[Task brief]
Repeat the material exactly, every line of it.

[Data shown]

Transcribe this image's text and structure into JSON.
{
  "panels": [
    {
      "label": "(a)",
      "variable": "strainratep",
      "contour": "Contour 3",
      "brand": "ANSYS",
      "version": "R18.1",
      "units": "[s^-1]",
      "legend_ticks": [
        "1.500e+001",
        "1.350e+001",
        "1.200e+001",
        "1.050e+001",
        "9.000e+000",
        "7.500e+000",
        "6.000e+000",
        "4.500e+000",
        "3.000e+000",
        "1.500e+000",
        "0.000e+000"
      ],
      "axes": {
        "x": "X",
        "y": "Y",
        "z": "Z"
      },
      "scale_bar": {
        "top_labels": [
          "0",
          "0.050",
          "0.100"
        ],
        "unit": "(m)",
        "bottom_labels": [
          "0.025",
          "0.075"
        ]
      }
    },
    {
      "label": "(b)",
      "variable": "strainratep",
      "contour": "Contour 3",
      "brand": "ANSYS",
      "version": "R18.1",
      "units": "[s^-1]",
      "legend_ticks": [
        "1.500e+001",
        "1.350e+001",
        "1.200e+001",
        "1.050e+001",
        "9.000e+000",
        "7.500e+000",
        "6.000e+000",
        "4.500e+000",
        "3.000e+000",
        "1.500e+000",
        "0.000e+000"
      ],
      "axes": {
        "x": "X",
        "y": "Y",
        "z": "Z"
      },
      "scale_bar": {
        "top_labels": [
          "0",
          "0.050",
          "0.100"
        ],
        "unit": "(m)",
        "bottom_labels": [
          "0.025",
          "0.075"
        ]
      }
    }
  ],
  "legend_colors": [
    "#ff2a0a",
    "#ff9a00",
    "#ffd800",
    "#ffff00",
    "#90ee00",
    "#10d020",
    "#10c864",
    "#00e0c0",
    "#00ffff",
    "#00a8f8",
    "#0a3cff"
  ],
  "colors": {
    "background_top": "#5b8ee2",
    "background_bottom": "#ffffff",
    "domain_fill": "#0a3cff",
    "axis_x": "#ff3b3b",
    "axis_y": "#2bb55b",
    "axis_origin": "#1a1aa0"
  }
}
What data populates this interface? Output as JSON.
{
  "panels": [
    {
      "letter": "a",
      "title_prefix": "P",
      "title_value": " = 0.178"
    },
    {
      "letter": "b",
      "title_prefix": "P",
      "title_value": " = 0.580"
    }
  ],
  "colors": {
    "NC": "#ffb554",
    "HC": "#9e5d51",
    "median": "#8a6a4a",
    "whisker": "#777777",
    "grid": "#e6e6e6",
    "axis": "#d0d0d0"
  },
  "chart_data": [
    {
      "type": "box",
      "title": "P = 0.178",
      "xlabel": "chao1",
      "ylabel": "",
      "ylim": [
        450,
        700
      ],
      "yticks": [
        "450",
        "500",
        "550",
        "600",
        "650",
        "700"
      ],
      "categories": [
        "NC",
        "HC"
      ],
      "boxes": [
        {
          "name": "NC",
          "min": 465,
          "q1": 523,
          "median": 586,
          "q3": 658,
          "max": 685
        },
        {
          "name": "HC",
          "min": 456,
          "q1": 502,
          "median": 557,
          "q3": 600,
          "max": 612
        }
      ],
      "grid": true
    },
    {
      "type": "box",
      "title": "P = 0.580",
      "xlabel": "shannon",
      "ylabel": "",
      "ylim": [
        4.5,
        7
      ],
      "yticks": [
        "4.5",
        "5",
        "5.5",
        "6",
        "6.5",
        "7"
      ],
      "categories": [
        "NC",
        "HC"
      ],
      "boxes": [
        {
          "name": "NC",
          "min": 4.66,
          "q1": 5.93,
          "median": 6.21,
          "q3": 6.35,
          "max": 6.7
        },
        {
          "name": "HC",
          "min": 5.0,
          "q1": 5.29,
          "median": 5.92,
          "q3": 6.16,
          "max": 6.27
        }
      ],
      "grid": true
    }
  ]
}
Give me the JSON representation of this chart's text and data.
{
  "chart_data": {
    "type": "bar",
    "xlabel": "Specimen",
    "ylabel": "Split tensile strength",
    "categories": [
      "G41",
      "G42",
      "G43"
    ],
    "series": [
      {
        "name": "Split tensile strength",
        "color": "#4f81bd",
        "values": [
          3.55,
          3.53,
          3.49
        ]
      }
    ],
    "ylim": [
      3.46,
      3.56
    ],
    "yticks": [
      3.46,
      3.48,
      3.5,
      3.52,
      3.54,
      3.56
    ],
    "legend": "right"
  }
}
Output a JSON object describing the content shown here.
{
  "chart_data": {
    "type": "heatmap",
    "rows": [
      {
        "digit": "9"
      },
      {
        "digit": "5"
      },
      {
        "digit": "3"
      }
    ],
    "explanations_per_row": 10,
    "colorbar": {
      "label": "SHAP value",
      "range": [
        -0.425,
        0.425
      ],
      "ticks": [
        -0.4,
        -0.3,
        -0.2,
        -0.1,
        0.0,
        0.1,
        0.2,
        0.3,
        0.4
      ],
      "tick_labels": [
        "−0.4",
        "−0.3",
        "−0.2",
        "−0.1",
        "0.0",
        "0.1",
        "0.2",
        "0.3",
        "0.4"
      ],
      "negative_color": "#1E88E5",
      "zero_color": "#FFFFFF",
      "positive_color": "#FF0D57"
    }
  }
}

[The result]
Transcribe this image's text and structure into JSON.
{
  "panels": [
    {
      "label": "(a)",
      "variable": "strainratep",
      "contour": "Contour 3",
      "brand": "ANSYS",
      "version": "R18.1",
      "units": "[s^-1]",
      "legend_ticks": [
        "1.500e+001",
        "1.350e+001",
        "1.200e+001",
        "1.050e+001",
        "9.000e+000",
        "7.500e+000",
        "6.000e+000",
        "4.500e+000",
        "3.000e+000",
        "1.500e+000",
        "0.000e+000"
      ],
      "axes": {
        "x": "X",
        "y": "Y",
        "z": "Z"
      },
      "scale_bar": {
        "top_labels": [
          "0",
          "0.050",
          "0.100"
        ],
        "unit": "(m)",
        "bottom_labels": [
          "0.025",
          "0.075"
        ]
      }
    },
    {
      "label": "(b)",
      "variable": "strainratep",
      "contour": "Contour 3",
      "brand": "ANSYS",
      "version": "R18.1",
      "units": "[s^-1]",
      "legend_ticks": [
        "1.500e+001",
        "1.350e+001",
        "1.200e+001",
        "1.050e+001",
        "9.000e+000",
        "7.500e+000",
        "6.000e+000",
        "4.500e+000",
        "3.000e+000",
        "1.500e+000",
        "0.000e+000"
      ],
      "axes": {
        "x": "X",
        "y": "Y",
        "z": "Z"
      },
      "scale_bar": {
        "top_labels": [
          "0",
          "0.050",
          "0.100"
        ],
        "unit": "(m)",
        "bottom_labels": [
          "0.025",
          "0.075"
        ]
      }
    }
  ],
  "legend_colors": [
    "#ff2a0a",
    "#ff9a00",
    "#ffd800",
    "#ffff00",
    "#90ee00",
    "#10d020",
    "#10c864",
    "#00e0c0",
    "#00ffff",
    "#00a8f8",
    "#0a3cff"
  ],
  "colors": {
    "background_top": "#5b8ee2",
    "background_bottom": "#ffffff",
    "domain_fill": "#0a3cff",
    "axis_x": "#ff3b3b",
    "axis_y": "#2bb55b",
    "axis_origin": "#1a1aa0"
  }
}
What data populates this interface? Output as JSON.
{
  "panels": [
    {
      "letter": "a",
      "title_prefix": "P",
      "title_value": " = 0.178"
    },
    {
      "letter": "b",
      "title_prefix": "P",
      "title_value": " = 0.580"
    }
  ],
  "colors": {
    "NC": "#ffb554",
    "HC": "#9e5d51",
    "median": "#8a6a4a",
    "whisker": "#777777",
    "grid": "#e6e6e6",
    "axis": "#d0d0d0"
  },
  "chart_data": [
    {
      "type": "box",
      "title": "P = 0.178",
      "xlabel": "chao1",
      "ylabel": "",
      "ylim": [
        450,
        700
      ],
      "yticks": [
        "450",
        "500",
        "550",
        "600",
        "650",
        "700"
      ],
      "categories": [
        "NC",
        "HC"
      ],
      "boxes": [
        {
          "name": "NC",
          "min": 465,
          "q1": 523,
          "median": 586,
          "q3": 658,
          "max": 685
        },
        {
          "name": "HC",
          "min": 456,
          "q1": 502,
          "median": 557,
          "q3": 600,
          "max": 612
        }
      ],
      "grid": true
    },
    {
      "type": "box",
      "title": "P = 0.580",
      "xlabel": "shannon",
      "ylabel": "",
      "ylim": [
        4.5,
        7
      ],
      "yticks": [
        "4.5",
        "5",
        "5.5",
        "6",
        "6.5",
        "7"
      ],
      "categories": [
        "NC",
        "HC"
      ],
      "boxes": [
        {
          "name": "NC",
          "min": 4.66,
          "q1": 5.93,
          "median": 6.21,
          "q3": 6.35,
          "max": 6.7
        },
        {
          "name": "HC",
          "min": 5.0,
          "q1": 5.29,
          "median": 5.92,
          "q3": 6.16,
          "max": 6.27
        }
      ],
      "grid": true
    }
  ]
}
Give me the JSON representation of this chart's text and data.
{
  "chart_data": {
    "type": "bar",
    "xlabel": "Specimen",
    "ylabel": "Split tensile strength",
    "categories": [
      "G41",
      "G42",
      "G43"
    ],
    "series": [
      {
        "name": "Split tensile strength",
        "color": "#4f81bd",
        "values": [
          3.55,
          3.53,
          3.49
        ]
      }
    ],
    "ylim": [
      3.46,
      3.56
    ],
    "yticks": [
      3.46,
      3.48,
      3.5,
      3.52,
      3.54,
      3.56
    ],
    "legend": "right"
  }
}
Output a JSON object describing the content shown here.
{
  "chart_data": {
    "type": "heatmap",
    "rows": [
      {
        "digit": "9"
      },
      {
        "digit": "5"
      },
      {
        "digit": "3"
      }
    ],
    "explanations_per_row": 10,
    "colorbar": {
      "label": "SHAP value",
      "range": [
        -0.425,
        0.425
      ],
      "ticks": [
        -0.4,
        -0.3,
        -0.2,
        -0.1,
        0.0,
        0.1,
        0.2,
        0.3,
        0.4
      ],
      "tick_labels": [
        "−0.4",
        "−0.3",
        "−0.2",
        "−0.1",
        "0.0",
        "0.1",
        "0.2",
        "0.3",
        "0.4"
      ],
      "negative_color": "#1E88E5",
      "zero_color": "#FFFFFF",
      "positive_color": "#FF0D57"
    }
  }
}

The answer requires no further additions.